**Do this**
Using the material below, work out how many lines contain the word "BUREAU". Reply with the number and nothing more.

**Material provided**
-=-=-=-=-
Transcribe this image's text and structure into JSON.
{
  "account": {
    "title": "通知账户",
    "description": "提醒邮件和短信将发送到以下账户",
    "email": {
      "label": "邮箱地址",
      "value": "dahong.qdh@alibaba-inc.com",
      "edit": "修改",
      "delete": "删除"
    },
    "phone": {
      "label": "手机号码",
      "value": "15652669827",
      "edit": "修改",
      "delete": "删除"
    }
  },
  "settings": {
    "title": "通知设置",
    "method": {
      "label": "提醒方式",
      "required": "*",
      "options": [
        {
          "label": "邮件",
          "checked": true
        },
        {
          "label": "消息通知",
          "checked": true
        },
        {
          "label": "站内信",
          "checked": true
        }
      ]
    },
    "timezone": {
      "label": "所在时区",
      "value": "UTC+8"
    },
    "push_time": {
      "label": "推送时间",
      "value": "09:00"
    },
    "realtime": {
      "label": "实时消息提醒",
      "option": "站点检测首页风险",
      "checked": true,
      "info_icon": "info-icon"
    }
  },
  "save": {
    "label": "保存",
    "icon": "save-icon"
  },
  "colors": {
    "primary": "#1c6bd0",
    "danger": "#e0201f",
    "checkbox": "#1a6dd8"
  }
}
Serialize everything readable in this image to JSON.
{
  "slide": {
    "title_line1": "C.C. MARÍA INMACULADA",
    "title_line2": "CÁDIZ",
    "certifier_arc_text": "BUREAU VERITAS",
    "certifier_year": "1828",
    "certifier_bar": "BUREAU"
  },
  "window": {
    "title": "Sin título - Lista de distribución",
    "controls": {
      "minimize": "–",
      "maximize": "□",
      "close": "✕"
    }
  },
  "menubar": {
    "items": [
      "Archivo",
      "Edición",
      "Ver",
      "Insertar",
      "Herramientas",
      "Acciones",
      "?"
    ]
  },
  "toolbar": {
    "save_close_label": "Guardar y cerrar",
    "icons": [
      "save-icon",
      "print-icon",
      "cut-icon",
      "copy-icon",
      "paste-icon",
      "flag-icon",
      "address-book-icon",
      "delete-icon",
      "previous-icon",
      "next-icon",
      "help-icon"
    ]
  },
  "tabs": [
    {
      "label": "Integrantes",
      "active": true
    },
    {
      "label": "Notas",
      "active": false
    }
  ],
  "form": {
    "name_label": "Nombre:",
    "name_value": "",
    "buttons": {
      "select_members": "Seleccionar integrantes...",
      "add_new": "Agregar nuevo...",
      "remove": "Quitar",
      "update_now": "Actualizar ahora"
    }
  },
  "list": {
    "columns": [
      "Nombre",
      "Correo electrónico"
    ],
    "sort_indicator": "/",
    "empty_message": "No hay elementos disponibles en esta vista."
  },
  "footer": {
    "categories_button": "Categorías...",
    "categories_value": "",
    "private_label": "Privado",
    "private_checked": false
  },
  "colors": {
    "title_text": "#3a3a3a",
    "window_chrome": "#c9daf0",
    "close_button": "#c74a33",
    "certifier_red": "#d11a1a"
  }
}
-=-=-=-=-
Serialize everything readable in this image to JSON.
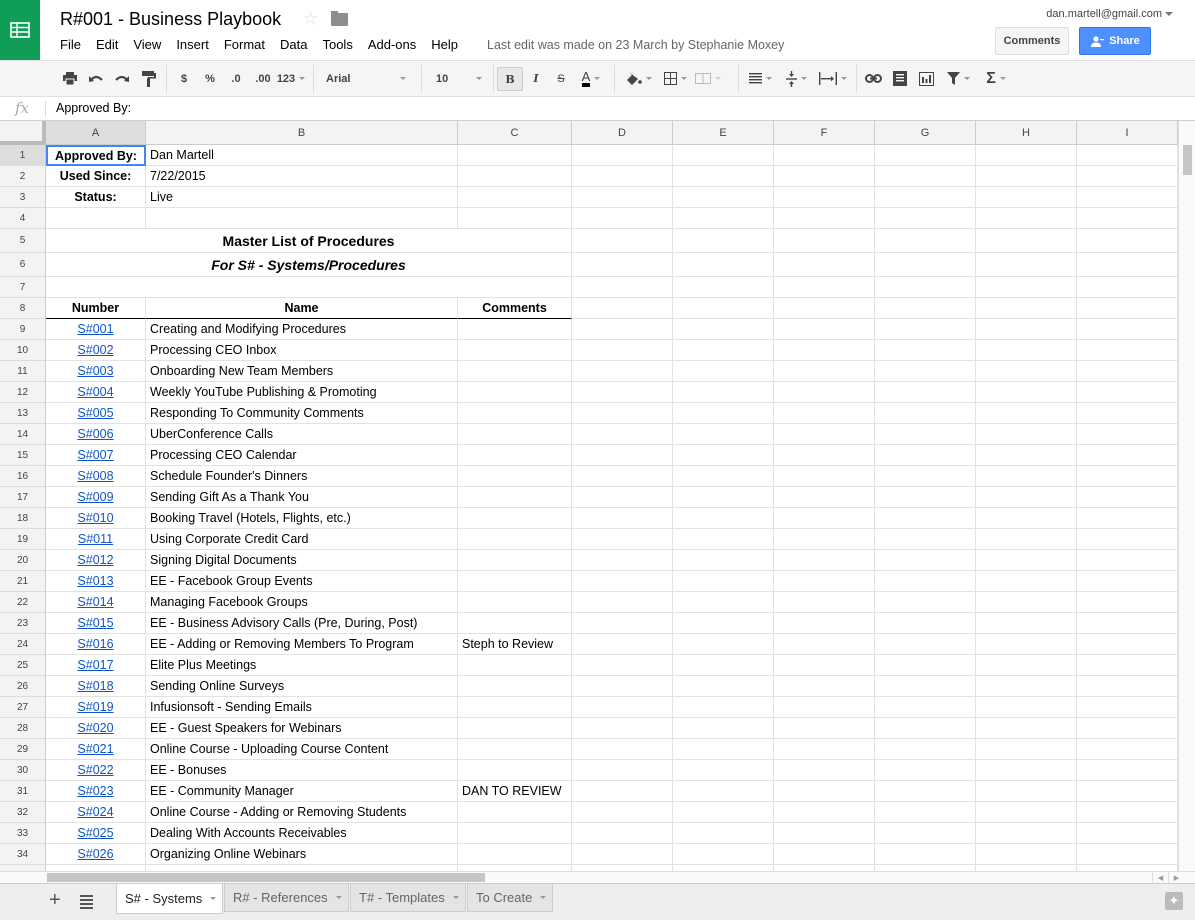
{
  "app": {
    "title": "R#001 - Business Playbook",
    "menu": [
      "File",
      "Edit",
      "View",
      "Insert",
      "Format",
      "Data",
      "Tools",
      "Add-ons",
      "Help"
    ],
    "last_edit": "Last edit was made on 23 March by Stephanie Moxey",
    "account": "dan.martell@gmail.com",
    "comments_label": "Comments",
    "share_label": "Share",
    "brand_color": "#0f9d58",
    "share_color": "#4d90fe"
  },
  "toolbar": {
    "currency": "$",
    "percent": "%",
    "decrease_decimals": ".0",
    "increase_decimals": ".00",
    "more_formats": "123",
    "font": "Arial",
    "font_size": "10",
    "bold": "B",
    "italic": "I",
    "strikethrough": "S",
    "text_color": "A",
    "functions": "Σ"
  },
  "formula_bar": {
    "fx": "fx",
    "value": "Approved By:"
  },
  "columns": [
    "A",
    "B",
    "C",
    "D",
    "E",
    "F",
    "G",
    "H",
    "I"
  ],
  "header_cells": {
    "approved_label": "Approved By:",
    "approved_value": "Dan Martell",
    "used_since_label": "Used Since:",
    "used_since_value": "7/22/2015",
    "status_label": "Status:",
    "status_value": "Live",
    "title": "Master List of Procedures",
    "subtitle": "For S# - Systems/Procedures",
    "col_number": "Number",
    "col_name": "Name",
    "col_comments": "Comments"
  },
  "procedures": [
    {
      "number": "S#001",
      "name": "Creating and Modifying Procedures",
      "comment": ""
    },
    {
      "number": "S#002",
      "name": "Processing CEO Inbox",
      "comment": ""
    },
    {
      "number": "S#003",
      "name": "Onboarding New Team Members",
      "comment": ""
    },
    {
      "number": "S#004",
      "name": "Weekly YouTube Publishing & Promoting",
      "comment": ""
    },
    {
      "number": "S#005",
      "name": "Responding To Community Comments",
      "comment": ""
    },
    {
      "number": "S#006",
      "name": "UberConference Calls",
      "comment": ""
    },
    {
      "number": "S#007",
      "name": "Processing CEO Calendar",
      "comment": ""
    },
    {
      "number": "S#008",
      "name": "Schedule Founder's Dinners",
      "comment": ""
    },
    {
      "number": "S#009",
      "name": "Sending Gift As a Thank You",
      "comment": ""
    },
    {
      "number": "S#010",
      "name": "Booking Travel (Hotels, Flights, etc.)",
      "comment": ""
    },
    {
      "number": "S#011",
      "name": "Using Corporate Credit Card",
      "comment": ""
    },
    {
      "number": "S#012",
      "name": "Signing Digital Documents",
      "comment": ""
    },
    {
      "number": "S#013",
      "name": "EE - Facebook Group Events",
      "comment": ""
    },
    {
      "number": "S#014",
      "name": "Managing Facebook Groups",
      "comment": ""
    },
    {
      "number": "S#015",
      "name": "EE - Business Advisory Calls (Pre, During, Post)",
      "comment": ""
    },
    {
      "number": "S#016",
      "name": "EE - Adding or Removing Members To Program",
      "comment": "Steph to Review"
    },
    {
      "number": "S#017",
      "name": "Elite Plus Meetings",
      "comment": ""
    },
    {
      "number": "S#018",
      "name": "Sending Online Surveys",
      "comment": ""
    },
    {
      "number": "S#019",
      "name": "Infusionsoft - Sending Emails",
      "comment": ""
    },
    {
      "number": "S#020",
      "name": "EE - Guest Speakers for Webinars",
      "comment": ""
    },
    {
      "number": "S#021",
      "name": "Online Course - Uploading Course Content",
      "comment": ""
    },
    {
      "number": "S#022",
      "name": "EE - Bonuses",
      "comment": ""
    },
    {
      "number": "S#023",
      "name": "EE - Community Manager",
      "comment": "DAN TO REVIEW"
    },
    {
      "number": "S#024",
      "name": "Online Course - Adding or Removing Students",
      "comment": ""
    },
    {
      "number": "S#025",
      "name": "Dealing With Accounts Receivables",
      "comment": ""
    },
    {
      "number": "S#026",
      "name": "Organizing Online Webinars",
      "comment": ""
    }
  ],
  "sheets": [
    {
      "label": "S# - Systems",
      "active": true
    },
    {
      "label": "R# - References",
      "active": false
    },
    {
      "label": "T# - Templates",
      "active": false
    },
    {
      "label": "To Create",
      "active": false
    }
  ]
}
-=-=-=-=-
**Answer in full**
2